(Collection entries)
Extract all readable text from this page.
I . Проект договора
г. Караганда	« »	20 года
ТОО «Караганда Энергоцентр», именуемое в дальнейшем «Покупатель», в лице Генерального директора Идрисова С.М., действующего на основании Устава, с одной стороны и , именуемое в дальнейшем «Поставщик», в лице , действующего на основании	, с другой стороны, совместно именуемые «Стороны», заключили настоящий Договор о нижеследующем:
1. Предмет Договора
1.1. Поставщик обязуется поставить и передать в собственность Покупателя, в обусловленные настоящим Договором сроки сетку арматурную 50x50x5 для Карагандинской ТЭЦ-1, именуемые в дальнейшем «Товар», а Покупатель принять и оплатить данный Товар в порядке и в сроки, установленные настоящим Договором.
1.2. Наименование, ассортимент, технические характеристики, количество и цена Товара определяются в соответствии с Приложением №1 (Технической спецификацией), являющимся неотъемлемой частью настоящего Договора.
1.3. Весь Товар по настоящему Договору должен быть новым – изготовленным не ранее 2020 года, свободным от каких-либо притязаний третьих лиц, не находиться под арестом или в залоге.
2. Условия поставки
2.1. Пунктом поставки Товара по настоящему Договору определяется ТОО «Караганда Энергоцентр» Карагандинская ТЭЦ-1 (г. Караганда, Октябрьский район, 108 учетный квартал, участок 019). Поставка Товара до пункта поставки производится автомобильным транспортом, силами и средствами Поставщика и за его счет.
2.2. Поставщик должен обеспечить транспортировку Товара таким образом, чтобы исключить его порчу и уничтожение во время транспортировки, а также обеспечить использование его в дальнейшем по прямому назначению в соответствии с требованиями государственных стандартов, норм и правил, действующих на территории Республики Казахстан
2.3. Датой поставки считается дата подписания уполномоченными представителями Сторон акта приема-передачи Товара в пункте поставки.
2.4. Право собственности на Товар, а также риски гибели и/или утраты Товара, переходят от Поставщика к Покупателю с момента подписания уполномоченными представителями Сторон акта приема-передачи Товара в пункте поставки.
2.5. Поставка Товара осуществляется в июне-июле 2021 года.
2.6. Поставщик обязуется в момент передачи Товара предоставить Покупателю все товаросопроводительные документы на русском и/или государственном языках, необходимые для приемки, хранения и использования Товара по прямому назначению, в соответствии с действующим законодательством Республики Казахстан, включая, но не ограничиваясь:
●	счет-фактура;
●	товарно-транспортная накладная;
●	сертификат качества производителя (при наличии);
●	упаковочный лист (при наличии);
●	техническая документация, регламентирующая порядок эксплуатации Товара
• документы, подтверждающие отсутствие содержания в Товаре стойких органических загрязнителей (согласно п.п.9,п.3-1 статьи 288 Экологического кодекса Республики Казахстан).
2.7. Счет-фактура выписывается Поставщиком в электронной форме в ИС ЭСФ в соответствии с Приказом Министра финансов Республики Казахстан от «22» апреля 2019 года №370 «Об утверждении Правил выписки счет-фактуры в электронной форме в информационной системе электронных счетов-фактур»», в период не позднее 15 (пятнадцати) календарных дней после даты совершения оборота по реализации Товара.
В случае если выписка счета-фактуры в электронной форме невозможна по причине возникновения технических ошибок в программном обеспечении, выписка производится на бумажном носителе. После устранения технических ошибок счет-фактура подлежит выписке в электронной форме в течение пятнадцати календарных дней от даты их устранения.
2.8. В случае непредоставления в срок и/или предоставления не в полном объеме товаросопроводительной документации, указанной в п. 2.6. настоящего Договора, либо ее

What is asked:
The lines to collect are those holding the string "пункте"; copy them all.

Output:
2.3. Датой поставки считается дата подписания уполномоченными представителями Сторон акта приема-передачи Товара в пункте поставки.
2.4. Право собственности на Товар, а также риски гибели и/или утраты Товара, переходят от Поставщика к Покупателю с момента подписания уполномоченными представителями Сторон акта приема-передачи Товара в пункте поставки.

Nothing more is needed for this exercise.